----- Data provided
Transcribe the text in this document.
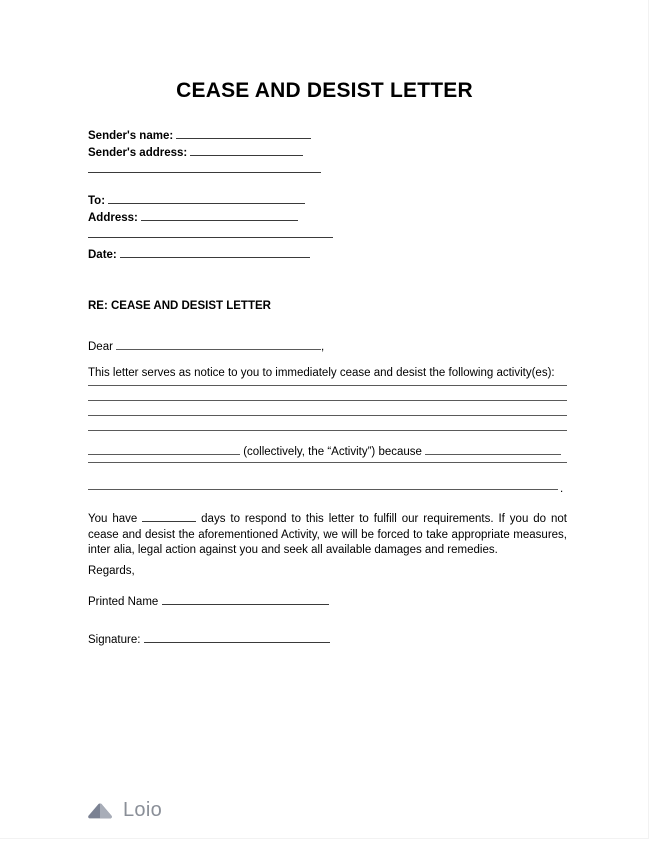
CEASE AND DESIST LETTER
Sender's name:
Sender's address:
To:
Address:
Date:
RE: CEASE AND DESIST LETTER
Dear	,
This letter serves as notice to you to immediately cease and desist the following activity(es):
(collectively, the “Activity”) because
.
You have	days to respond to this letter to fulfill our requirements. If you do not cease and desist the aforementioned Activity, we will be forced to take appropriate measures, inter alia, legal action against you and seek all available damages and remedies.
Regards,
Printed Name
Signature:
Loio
----------
----- Data provided
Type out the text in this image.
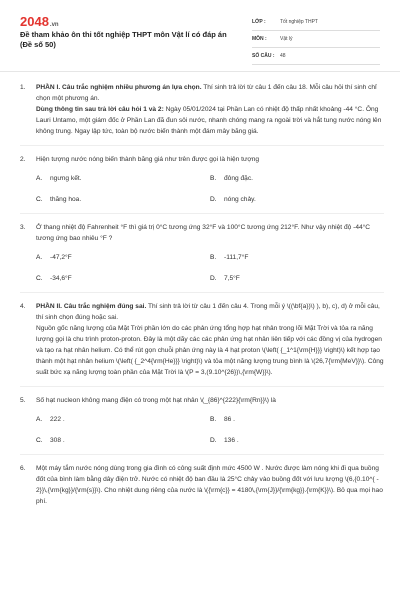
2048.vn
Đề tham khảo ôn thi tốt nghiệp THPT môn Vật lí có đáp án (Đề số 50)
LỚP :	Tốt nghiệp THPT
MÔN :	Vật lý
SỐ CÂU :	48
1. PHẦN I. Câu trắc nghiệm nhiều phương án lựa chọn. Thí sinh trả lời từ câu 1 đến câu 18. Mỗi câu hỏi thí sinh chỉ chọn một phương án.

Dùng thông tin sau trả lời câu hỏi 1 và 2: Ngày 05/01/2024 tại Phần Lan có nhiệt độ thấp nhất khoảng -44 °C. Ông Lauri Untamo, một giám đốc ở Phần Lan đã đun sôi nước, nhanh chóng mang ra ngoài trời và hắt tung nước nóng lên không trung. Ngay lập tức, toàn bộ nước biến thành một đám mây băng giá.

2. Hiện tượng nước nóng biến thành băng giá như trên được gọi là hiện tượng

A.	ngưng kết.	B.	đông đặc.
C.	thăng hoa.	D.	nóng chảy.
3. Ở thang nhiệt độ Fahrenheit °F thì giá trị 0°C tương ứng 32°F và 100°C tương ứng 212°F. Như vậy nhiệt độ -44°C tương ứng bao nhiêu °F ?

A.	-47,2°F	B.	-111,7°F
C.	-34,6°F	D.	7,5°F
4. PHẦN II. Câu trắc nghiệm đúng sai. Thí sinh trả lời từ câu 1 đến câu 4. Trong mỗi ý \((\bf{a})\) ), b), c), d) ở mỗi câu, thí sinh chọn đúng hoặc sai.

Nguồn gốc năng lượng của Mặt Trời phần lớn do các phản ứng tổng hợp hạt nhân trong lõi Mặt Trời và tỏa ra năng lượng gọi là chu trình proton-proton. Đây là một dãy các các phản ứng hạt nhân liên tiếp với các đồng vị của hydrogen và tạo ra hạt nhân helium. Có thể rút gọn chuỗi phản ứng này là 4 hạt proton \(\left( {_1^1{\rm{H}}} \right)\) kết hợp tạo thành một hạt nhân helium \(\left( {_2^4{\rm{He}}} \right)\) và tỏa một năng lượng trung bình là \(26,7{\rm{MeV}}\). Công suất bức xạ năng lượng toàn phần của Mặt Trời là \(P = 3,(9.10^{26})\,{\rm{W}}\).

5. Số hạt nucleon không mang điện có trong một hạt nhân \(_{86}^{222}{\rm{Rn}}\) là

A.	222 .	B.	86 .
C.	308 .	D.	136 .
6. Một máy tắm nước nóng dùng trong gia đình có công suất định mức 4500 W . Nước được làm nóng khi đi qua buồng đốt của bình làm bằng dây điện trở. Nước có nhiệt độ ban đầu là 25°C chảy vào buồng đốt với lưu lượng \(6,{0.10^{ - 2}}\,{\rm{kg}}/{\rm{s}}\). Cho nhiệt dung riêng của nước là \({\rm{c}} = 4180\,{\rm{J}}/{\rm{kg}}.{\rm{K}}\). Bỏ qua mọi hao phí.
----------
Exercise directions » Filter lines by "chọn" and return each hit.

Response for this exercise »
1. PHẦN I. Câu trắc nghiệm nhiều phương án lựa chọn. Thí sinh trả lời từ câu 1 đến câu 18. Mỗi câu hỏi thí sinh chỉ chọn một phương án.
4. PHẦN II. Câu trắc nghiệm đúng sai. Thí sinh trả lời từ câu 1 đến câu 4. Trong mỗi ý \((\bf{a})\) ), b), c), d) ở mỗi câu, thí sinh chọn đúng hoặc sai.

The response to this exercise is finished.